[Stored records]

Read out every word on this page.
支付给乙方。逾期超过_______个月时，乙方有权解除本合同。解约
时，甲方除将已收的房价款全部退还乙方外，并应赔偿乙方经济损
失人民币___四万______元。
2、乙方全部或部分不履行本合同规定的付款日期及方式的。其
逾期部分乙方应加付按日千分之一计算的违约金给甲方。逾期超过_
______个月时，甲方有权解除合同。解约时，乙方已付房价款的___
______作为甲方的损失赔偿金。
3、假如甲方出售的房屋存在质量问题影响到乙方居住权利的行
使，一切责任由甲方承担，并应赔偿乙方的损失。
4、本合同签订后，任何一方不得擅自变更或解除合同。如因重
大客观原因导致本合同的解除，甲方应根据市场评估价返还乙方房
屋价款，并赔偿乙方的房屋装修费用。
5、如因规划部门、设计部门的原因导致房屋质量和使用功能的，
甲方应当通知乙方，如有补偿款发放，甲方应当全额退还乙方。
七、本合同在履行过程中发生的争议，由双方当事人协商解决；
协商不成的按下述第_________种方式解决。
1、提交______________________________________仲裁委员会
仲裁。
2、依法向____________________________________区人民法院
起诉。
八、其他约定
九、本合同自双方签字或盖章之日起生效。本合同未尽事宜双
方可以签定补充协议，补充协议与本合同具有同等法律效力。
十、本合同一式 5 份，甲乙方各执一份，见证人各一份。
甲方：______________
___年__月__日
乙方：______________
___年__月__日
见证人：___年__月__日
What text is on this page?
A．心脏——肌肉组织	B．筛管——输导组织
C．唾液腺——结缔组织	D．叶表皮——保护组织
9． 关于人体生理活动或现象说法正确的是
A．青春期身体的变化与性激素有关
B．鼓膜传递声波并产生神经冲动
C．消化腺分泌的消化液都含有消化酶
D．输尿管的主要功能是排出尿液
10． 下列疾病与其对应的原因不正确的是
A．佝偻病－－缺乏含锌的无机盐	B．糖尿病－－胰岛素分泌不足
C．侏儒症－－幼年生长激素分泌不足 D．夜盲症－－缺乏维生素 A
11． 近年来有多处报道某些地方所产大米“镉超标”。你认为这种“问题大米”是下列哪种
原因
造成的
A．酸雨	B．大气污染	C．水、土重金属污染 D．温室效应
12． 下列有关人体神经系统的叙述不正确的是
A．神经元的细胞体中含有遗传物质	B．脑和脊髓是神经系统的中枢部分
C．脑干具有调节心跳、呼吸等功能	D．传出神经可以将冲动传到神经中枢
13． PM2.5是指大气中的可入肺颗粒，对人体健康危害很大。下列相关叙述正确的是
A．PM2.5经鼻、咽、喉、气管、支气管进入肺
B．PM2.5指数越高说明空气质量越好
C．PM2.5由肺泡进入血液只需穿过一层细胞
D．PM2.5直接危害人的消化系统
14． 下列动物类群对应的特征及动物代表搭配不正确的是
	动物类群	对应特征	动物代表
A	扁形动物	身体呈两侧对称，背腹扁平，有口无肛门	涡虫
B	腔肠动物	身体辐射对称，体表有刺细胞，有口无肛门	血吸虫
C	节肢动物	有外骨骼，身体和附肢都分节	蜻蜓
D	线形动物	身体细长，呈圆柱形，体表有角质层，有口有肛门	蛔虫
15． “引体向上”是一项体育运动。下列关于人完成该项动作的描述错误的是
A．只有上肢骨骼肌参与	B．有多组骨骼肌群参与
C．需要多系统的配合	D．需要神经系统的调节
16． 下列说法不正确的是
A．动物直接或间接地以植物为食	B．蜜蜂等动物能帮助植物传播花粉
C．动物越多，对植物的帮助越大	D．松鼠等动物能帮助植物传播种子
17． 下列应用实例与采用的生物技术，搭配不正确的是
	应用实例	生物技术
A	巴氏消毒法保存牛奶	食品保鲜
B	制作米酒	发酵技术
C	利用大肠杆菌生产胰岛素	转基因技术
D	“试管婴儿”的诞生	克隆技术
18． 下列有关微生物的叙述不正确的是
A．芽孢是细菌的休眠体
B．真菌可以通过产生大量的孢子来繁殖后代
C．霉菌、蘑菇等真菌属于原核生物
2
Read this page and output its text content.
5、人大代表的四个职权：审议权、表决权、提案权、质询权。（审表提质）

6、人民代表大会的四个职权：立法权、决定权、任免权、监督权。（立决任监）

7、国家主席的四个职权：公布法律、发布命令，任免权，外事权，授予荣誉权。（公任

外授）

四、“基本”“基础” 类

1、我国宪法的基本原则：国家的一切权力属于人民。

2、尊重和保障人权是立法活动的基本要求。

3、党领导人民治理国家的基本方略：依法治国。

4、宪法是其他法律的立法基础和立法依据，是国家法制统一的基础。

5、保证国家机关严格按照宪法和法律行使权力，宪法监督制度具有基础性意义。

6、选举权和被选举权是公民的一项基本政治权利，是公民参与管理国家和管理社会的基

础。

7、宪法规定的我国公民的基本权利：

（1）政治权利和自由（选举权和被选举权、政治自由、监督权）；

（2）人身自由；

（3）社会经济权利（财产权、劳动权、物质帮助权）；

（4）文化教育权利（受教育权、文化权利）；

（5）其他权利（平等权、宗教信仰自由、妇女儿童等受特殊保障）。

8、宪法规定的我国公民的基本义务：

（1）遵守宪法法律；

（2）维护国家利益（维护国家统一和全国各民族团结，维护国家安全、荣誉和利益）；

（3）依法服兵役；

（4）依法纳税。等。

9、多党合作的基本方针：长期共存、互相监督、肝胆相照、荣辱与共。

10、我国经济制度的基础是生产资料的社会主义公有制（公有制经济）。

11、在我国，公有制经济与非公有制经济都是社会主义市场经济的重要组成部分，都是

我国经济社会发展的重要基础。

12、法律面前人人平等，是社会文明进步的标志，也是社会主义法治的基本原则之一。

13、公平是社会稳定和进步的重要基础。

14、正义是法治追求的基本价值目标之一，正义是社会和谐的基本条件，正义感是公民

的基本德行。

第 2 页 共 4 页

WHAT YOU HAVE TO DO:
List all lines where "page" occurs.

FULL SOLUTION:
Read out every word on this page.
What text is on this page?
Read this page and output its text content.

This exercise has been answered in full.